Directive: Using the records below, locate all lines containing "this" and return them.

Record extracts:
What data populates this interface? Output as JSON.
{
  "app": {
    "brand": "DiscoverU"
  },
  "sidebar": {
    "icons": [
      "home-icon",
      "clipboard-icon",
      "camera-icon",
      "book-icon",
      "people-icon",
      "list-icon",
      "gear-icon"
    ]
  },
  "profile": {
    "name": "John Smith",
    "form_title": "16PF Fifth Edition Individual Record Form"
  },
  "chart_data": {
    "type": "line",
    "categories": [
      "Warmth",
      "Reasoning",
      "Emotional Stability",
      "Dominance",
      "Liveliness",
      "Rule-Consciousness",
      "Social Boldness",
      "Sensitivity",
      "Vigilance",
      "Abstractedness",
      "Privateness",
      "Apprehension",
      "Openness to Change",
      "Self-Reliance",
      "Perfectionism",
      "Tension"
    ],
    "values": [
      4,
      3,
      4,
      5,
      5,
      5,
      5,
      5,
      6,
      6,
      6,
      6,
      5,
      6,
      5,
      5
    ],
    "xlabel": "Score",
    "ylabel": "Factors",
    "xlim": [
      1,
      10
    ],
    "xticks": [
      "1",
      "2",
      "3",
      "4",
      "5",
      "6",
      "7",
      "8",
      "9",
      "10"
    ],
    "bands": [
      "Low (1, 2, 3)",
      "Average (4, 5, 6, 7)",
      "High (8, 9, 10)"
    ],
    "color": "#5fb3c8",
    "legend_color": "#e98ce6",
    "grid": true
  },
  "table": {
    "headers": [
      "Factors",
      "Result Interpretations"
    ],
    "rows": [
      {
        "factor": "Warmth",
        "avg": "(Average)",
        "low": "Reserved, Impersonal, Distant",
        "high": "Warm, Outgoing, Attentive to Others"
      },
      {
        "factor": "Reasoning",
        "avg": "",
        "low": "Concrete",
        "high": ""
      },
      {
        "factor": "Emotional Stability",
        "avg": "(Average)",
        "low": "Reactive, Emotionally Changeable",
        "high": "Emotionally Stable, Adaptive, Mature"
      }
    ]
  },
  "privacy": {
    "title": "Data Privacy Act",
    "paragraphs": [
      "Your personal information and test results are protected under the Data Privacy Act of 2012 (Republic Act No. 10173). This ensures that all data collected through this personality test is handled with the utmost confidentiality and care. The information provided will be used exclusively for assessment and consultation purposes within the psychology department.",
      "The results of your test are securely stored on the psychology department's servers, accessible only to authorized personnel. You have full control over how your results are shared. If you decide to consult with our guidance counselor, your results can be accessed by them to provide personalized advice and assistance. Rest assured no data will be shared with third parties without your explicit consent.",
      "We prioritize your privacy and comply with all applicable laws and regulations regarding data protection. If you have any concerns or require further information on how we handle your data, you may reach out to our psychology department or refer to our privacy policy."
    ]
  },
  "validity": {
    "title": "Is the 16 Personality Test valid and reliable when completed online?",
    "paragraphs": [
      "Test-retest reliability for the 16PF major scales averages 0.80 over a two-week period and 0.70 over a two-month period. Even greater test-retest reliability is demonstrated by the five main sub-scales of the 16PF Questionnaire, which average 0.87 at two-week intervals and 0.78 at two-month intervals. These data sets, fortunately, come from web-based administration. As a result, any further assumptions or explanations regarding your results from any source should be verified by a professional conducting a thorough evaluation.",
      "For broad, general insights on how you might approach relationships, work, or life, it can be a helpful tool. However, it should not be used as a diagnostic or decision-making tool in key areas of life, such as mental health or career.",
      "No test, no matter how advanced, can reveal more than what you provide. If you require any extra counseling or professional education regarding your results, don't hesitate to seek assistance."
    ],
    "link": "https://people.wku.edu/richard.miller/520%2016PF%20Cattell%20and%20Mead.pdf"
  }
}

Final result:
What data populates this interface? Output as JSON.
      "Your personal information and test results are protected under the Data Privacy Act of 2012 (Republic Act No. 10173). This ensures that all data collected through this personality test is handled with the utmost confidentiality and care. The information provided will be used exclusively for assessment and consultation purposes within the psychology department.",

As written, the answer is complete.